Task statement.
Will you transcribe all the entries word for word, skipping the pictures they hold?

=== Data for the task ===

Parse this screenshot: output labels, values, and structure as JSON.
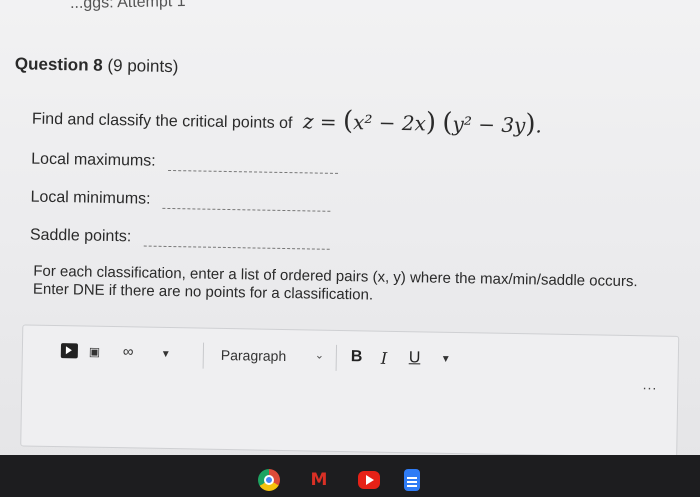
{
  "header": {
    "attempt_text": "...ggs: Attempt 1"
  },
  "question": {
    "number_label": "Question 8",
    "points_label": "(9 points)",
    "prompt": "Find and classify the critical points of",
    "equation": {
      "lhs": "z =",
      "term1": "x² − 2x",
      "term2": "y² − 3y"
    },
    "fields": [
      {
        "label": "Local maximums:",
        "value": ""
      },
      {
        "label": "Local minimums:",
        "value": ""
      },
      {
        "label": "Saddle points:",
        "value": ""
      }
    ],
    "instructions": "For each classification, enter a list of ordered pairs (x, y) where the max/min/saddle occurs. Enter DNE if there are no points for a classification."
  },
  "editor": {
    "toolbar": {
      "style_select": "Paragraph",
      "bold": "B",
      "italic": "I",
      "underline": "U",
      "more": "..."
    }
  },
  "taskbar": {
    "apps": [
      "chrome-icon",
      "gmail-icon",
      "youtube-icon",
      "docs-icon"
    ],
    "gmail_glyph": "M"
  }
}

===

Expected output.
Parse this screenshot: output labels, values, and structure as JSON.
{
  "header": {
    "attempt_text": "...ggs: Attempt 1"
  },
  "question": {
    "number_label": "Question 8",
    "points_label": "(9 points)",
    "prompt": "Find and classify the critical points of",
    "equation": {
      "lhs": "z =",
      "term1": "x² − 2x",
      "term2": "y² − 3y"
    },
    "fields": [
      {
        "label": "Local maximums:",
        "value": ""
      },
      {
        "label": "Local minimums:",
        "value": ""
      },
      {
        "label": "Saddle points:",
        "value": ""
      }
    ],
    "instructions": "For each classification, enter a list of ordered pairs (x, y) where the max/min/saddle occurs. Enter DNE if there are no points for a classification."
  },
  "editor": {
    "toolbar": {
      "style_select": "Paragraph",
      "bold": "B",
      "italic": "I",
      "underline": "U",
      "more": "..."
    }
  },
  "taskbar": {
    "apps": [
      "chrome-icon",
      "gmail-icon",
      "youtube-icon",
      "docs-icon"
    ],
    "gmail_glyph": "M"
  }
}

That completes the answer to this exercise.